— Start of STORED DATA —
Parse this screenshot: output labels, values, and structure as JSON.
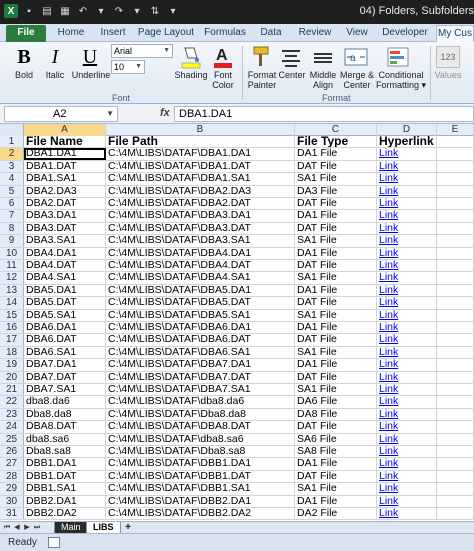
{
  "window": {
    "title": "04) Folders, Subfolders"
  },
  "tabs": [
    "File",
    "Home",
    "Insert",
    "Page Layout",
    "Formulas",
    "Data",
    "Review",
    "View",
    "Developer",
    "My Cus"
  ],
  "ribbon": {
    "bold": "Bold",
    "italic": "Italic",
    "underline": "Underline",
    "font_name": "Arial",
    "font_size": "10",
    "shading": "Shading",
    "font_color": "Font Color",
    "font_group": "Font",
    "format_painter": "Format Painter",
    "center": "Center",
    "middle_align": "Middle Align",
    "merge_center": "Merge & Center",
    "conditional": "Conditional Formatting",
    "format_group": "Format",
    "values": "Values",
    "values_number": "123"
  },
  "formula": {
    "name_box": "A2",
    "fx": "fx",
    "content": "DBA1.DA1"
  },
  "columns": [
    "A",
    "B",
    "C",
    "D",
    "E"
  ],
  "header": {
    "a": "File Name",
    "b": "File Path",
    "c": "File Type",
    "d": "Hyperlink"
  },
  "rows": [
    {
      "n": "2",
      "a": "DBA1.DA1",
      "b": "C:\\4M\\LIBS\\DATAF\\DBA1.DA1",
      "c": "DA1 File",
      "d": "Link"
    },
    {
      "n": "3",
      "a": "DBA1.DAT",
      "b": "C:\\4M\\LIBS\\DATAF\\DBA1.DAT",
      "c": "DAT File",
      "d": "Link"
    },
    {
      "n": "4",
      "a": "DBA1.SA1",
      "b": "C:\\4M\\LIBS\\DATAF\\DBA1.SA1",
      "c": "SA1 File",
      "d": "Link"
    },
    {
      "n": "5",
      "a": "DBA2.DA3",
      "b": "C:\\4M\\LIBS\\DATAF\\DBA2.DA3",
      "c": "DA3 File",
      "d": "Link"
    },
    {
      "n": "6",
      "a": "DBA2.DAT",
      "b": "C:\\4M\\LIBS\\DATAF\\DBA2.DAT",
      "c": "DAT File",
      "d": "Link"
    },
    {
      "n": "7",
      "a": "DBA3.DA1",
      "b": "C:\\4M\\LIBS\\DATAF\\DBA3.DA1",
      "c": "DA1 File",
      "d": "Link"
    },
    {
      "n": "8",
      "a": "DBA3.DAT",
      "b": "C:\\4M\\LIBS\\DATAF\\DBA3.DAT",
      "c": "DAT File",
      "d": "Link"
    },
    {
      "n": "9",
      "a": "DBA3.SA1",
      "b": "C:\\4M\\LIBS\\DATAF\\DBA3.SA1",
      "c": "SA1 File",
      "d": "Link"
    },
    {
      "n": "10",
      "a": "DBA4.DA1",
      "b": "C:\\4M\\LIBS\\DATAF\\DBA4.DA1",
      "c": "DA1 File",
      "d": "Link"
    },
    {
      "n": "11",
      "a": "DBA4.DAT",
      "b": "C:\\4M\\LIBS\\DATAF\\DBA4.DAT",
      "c": "DAT File",
      "d": "Link"
    },
    {
      "n": "12",
      "a": "DBA4.SA1",
      "b": "C:\\4M\\LIBS\\DATAF\\DBA4.SA1",
      "c": "SA1 File",
      "d": "Link"
    },
    {
      "n": "13",
      "a": "DBA5.DA1",
      "b": "C:\\4M\\LIBS\\DATAF\\DBA5.DA1",
      "c": "DA1 File",
      "d": "Link"
    },
    {
      "n": "14",
      "a": "DBA5.DAT",
      "b": "C:\\4M\\LIBS\\DATAF\\DBA5.DAT",
      "c": "DAT File",
      "d": "Link"
    },
    {
      "n": "15",
      "a": "DBA5.SA1",
      "b": "C:\\4M\\LIBS\\DATAF\\DBA5.SA1",
      "c": "SA1 File",
      "d": "Link"
    },
    {
      "n": "16",
      "a": "DBA6.DA1",
      "b": "C:\\4M\\LIBS\\DATAF\\DBA6.DA1",
      "c": "DA1 File",
      "d": "Link"
    },
    {
      "n": "17",
      "a": "DBA6.DAT",
      "b": "C:\\4M\\LIBS\\DATAF\\DBA6.DAT",
      "c": "DAT File",
      "d": "Link"
    },
    {
      "n": "18",
      "a": "DBA6.SA1",
      "b": "C:\\4M\\LIBS\\DATAF\\DBA6.SA1",
      "c": "SA1 File",
      "d": "Link"
    },
    {
      "n": "19",
      "a": "DBA7.DA1",
      "b": "C:\\4M\\LIBS\\DATAF\\DBA7.DA1",
      "c": "DA1 File",
      "d": "Link"
    },
    {
      "n": "20",
      "a": "DBA7.DAT",
      "b": "C:\\4M\\LIBS\\DATAF\\DBA7.DAT",
      "c": "DAT File",
      "d": "Link"
    },
    {
      "n": "21",
      "a": "DBA7.SA1",
      "b": "C:\\4M\\LIBS\\DATAF\\DBA7.SA1",
      "c": "SA1 File",
      "d": "Link"
    },
    {
      "n": "22",
      "a": "dba8.da6",
      "b": "C:\\4M\\LIBS\\DATAF\\dba8.da6",
      "c": "DA6 File",
      "d": "Link"
    },
    {
      "n": "23",
      "a": "Dba8.da8",
      "b": "C:\\4M\\LIBS\\DATAF\\Dba8.da8",
      "c": "DA8 File",
      "d": "Link"
    },
    {
      "n": "24",
      "a": "DBA8.DAT",
      "b": "C:\\4M\\LIBS\\DATAF\\DBA8.DAT",
      "c": "DAT File",
      "d": "Link"
    },
    {
      "n": "25",
      "a": "dba8.sa6",
      "b": "C:\\4M\\LIBS\\DATAF\\dba8.sa6",
      "c": "SA6 File",
      "d": "Link"
    },
    {
      "n": "26",
      "a": "Dba8.sa8",
      "b": "C:\\4M\\LIBS\\DATAF\\Dba8.sa8",
      "c": "SA8 File",
      "d": "Link"
    },
    {
      "n": "27",
      "a": "DBB1.DA1",
      "b": "C:\\4M\\LIBS\\DATAF\\DBB1.DA1",
      "c": "DA1 File",
      "d": "Link"
    },
    {
      "n": "28",
      "a": "DBB1.DAT",
      "b": "C:\\4M\\LIBS\\DATAF\\DBB1.DAT",
      "c": "DAT File",
      "d": "Link"
    },
    {
      "n": "29",
      "a": "DBB1.SA1",
      "b": "C:\\4M\\LIBS\\DATAF\\DBB1.SA1",
      "c": "SA1 File",
      "d": "Link"
    },
    {
      "n": "30",
      "a": "DBB2.DA1",
      "b": "C:\\4M\\LIBS\\DATAF\\DBB2.DA1",
      "c": "DA1 File",
      "d": "Link"
    },
    {
      "n": "31",
      "a": "DBB2.DA2",
      "b": "C:\\4M\\LIBS\\DATAF\\DBB2.DA2",
      "c": "DA2 File",
      "d": "Link"
    }
  ],
  "sheets": [
    "Main",
    "LIBS"
  ],
  "status": {
    "text": "Ready"
  },
  "colors": {
    "file_tab": "#2f7a3e",
    "link": "#0000ee",
    "ribbon": "#dfe8f3"
  }
}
— End of STORED DATA —
Transcribe all of the material exactly, leaving out whatever pictures it contains.

Parse this screenshot: output labels, values, and structure as JSON.
{
  "window": {
    "title": "04) Folders, Subfolders"
  },
  "tabs": [
    "File",
    "Home",
    "Insert",
    "Page Layout",
    "Formulas",
    "Data",
    "Review",
    "View",
    "Developer",
    "My Cus"
  ],
  "ribbon": {
    "bold": "Bold",
    "italic": "Italic",
    "underline": "Underline",
    "font_name": "Arial",
    "font_size": "10",
    "shading": "Shading",
    "font_color": "Font Color",
    "font_group": "Font",
    "format_painter": "Format Painter",
    "center": "Center",
    "middle_align": "Middle Align",
    "merge_center": "Merge & Center",
    "conditional": "Conditional Formatting",
    "format_group": "Format",
    "values": "Values",
    "values_number": "123"
  },
  "formula": {
    "name_box": "A2",
    "fx": "fx",
    "content": "DBA1.DA1"
  },
  "columns": [
    "A",
    "B",
    "C",
    "D",
    "E"
  ],
  "header": {
    "a": "File Name",
    "b": "File Path",
    "c": "File Type",
    "d": "Hyperlink"
  },
  "rows": [
    {
      "n": "2",
      "a": "DBA1.DA1",
      "b": "C:\\4M\\LIBS\\DATAF\\DBA1.DA1",
      "c": "DA1 File",
      "d": "Link"
    },
    {
      "n": "3",
      "a": "DBA1.DAT",
      "b": "C:\\4M\\LIBS\\DATAF\\DBA1.DAT",
      "c": "DAT File",
      "d": "Link"
    },
    {
      "n": "4",
      "a": "DBA1.SA1",
      "b": "C:\\4M\\LIBS\\DATAF\\DBA1.SA1",
      "c": "SA1 File",
      "d": "Link"
    },
    {
      "n": "5",
      "a": "DBA2.DA3",
      "b": "C:\\4M\\LIBS\\DATAF\\DBA2.DA3",
      "c": "DA3 File",
      "d": "Link"
    },
    {
      "n": "6",
      "a": "DBA2.DAT",
      "b": "C:\\4M\\LIBS\\DATAF\\DBA2.DAT",
      "c": "DAT File",
      "d": "Link"
    },
    {
      "n": "7",
      "a": "DBA3.DA1",
      "b": "C:\\4M\\LIBS\\DATAF\\DBA3.DA1",
      "c": "DA1 File",
      "d": "Link"
    },
    {
      "n": "8",
      "a": "DBA3.DAT",
      "b": "C:\\4M\\LIBS\\DATAF\\DBA3.DAT",
      "c": "DAT File",
      "d": "Link"
    },
    {
      "n": "9",
      "a": "DBA3.SA1",
      "b": "C:\\4M\\LIBS\\DATAF\\DBA3.SA1",
      "c": "SA1 File",
      "d": "Link"
    },
    {
      "n": "10",
      "a": "DBA4.DA1",
      "b": "C:\\4M\\LIBS\\DATAF\\DBA4.DA1",
      "c": "DA1 File",
      "d": "Link"
    },
    {
      "n": "11",
      "a": "DBA4.DAT",
      "b": "C:\\4M\\LIBS\\DATAF\\DBA4.DAT",
      "c": "DAT File",
      "d": "Link"
    },
    {
      "n": "12",
      "a": "DBA4.SA1",
      "b": "C:\\4M\\LIBS\\DATAF\\DBA4.SA1",
      "c": "SA1 File",
      "d": "Link"
    },
    {
      "n": "13",
      "a": "DBA5.DA1",
      "b": "C:\\4M\\LIBS\\DATAF\\DBA5.DA1",
      "c": "DA1 File",
      "d": "Link"
    },
    {
      "n": "14",
      "a": "DBA5.DAT",
      "b": "C:\\4M\\LIBS\\DATAF\\DBA5.DAT",
      "c": "DAT File",
      "d": "Link"
    },
    {
      "n": "15",
      "a": "DBA5.SA1",
      "b": "C:\\4M\\LIBS\\DATAF\\DBA5.SA1",
      "c": "SA1 File",
      "d": "Link"
    },
    {
      "n": "16",
      "a": "DBA6.DA1",
      "b": "C:\\4M\\LIBS\\DATAF\\DBA6.DA1",
      "c": "DA1 File",
      "d": "Link"
    },
    {
      "n": "17",
      "a": "DBA6.DAT",
      "b": "C:\\4M\\LIBS\\DATAF\\DBA6.DAT",
      "c": "DAT File",
      "d": "Link"
    },
    {
      "n": "18",
      "a": "DBA6.SA1",
      "b": "C:\\4M\\LIBS\\DATAF\\DBA6.SA1",
      "c": "SA1 File",
      "d": "Link"
    },
    {
      "n": "19",
      "a": "DBA7.DA1",
      "b": "C:\\4M\\LIBS\\DATAF\\DBA7.DA1",
      "c": "DA1 File",
      "d": "Link"
    },
    {
      "n": "20",
      "a": "DBA7.DAT",
      "b": "C:\\4M\\LIBS\\DATAF\\DBA7.DAT",
      "c": "DAT File",
      "d": "Link"
    },
    {
      "n": "21",
      "a": "DBA7.SA1",
      "b": "C:\\4M\\LIBS\\DATAF\\DBA7.SA1",
      "c": "SA1 File",
      "d": "Link"
    },
    {
      "n": "22",
      "a": "dba8.da6",
      "b": "C:\\4M\\LIBS\\DATAF\\dba8.da6",
      "c": "DA6 File",
      "d": "Link"
    },
    {
      "n": "23",
      "a": "Dba8.da8",
      "b": "C:\\4M\\LIBS\\DATAF\\Dba8.da8",
      "c": "DA8 File",
      "d": "Link"
    },
    {
      "n": "24",
      "a": "DBA8.DAT",
      "b": "C:\\4M\\LIBS\\DATAF\\DBA8.DAT",
      "c": "DAT File",
      "d": "Link"
    },
    {
      "n": "25",
      "a": "dba8.sa6",
      "b": "C:\\4M\\LIBS\\DATAF\\dba8.sa6",
      "c": "SA6 File",
      "d": "Link"
    },
    {
      "n": "26",
      "a": "Dba8.sa8",
      "b": "C:\\4M\\LIBS\\DATAF\\Dba8.sa8",
      "c": "SA8 File",
      "d": "Link"
    },
    {
      "n": "27",
      "a": "DBB1.DA1",
      "b": "C:\\4M\\LIBS\\DATAF\\DBB1.DA1",
      "c": "DA1 File",
      "d": "Link"
    },
    {
      "n": "28",
      "a": "DBB1.DAT",
      "b": "C:\\4M\\LIBS\\DATAF\\DBB1.DAT",
      "c": "DAT File",
      "d": "Link"
    },
    {
      "n": "29",
      "a": "DBB1.SA1",
      "b": "C:\\4M\\LIBS\\DATAF\\DBB1.SA1",
      "c": "SA1 File",
      "d": "Link"
    },
    {
      "n": "30",
      "a": "DBB2.DA1",
      "b": "C:\\4M\\LIBS\\DATAF\\DBB2.DA1",
      "c": "DA1 File",
      "d": "Link"
    },
    {
      "n": "31",
      "a": "DBB2.DA2",
      "b": "C:\\4M\\LIBS\\DATAF\\DBB2.DA2",
      "c": "DA2 File",
      "d": "Link"
    }
  ],
  "sheets": [
    "Main",
    "LIBS"
  ],
  "status": {
    "text": "Ready"
  },
  "colors": {
    "file_tab": "#2f7a3e",
    "link": "#0000ee",
    "ribbon": "#dfe8f3"
  }
}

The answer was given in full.